* _Task directions_: Print each of the entries exactly, leaving nothing out.

>> start Working data

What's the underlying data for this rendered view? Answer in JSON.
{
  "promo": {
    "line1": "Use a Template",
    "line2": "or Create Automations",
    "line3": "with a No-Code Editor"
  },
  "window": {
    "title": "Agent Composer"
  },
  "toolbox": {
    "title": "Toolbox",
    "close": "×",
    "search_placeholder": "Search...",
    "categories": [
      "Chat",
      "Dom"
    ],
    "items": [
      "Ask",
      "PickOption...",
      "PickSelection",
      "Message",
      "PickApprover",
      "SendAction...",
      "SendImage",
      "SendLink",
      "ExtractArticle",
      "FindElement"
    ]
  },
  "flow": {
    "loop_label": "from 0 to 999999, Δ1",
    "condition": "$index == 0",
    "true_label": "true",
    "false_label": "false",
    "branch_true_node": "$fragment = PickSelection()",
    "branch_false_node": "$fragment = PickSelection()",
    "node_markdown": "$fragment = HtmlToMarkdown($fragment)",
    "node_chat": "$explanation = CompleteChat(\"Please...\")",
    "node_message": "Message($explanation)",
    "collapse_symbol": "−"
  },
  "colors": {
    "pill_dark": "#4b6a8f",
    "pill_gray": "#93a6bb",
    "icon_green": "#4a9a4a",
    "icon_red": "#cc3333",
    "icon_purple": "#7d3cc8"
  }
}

>> end Working data

* _Correct result_:
What's the underlying data for this rendered view? Answer in JSON.
{
  "promo": {
    "line1": "Use a Template",
    "line2": "or Create Automations",
    "line3": "with a No-Code Editor"
  },
  "window": {
    "title": "Agent Composer"
  },
  "toolbox": {
    "title": "Toolbox",
    "close": "×",
    "search_placeholder": "Search...",
    "categories": [
      "Chat",
      "Dom"
    ],
    "items": [
      "Ask",
      "PickOption...",
      "PickSelection",
      "Message",
      "PickApprover",
      "SendAction...",
      "SendImage",
      "SendLink",
      "ExtractArticle",
      "FindElement"
    ]
  },
  "flow": {
    "loop_label": "from 0 to 999999, Δ1",
    "condition": "$index == 0",
    "true_label": "true",
    "false_label": "false",
    "branch_true_node": "$fragment = PickSelection()",
    "branch_false_node": "$fragment = PickSelection()",
    "node_markdown": "$fragment = HtmlToMarkdown($fragment)",
    "node_chat": "$explanation = CompleteChat(\"Please...\")",
    "node_message": "Message($explanation)",
    "collapse_symbol": "−"
  },
  "colors": {
    "pill_dark": "#4b6a8f",
    "pill_gray": "#93a6bb",
    "icon_green": "#4a9a4a",
    "icon_red": "#cc3333",
    "icon_purple": "#7d3cc8"
  }
}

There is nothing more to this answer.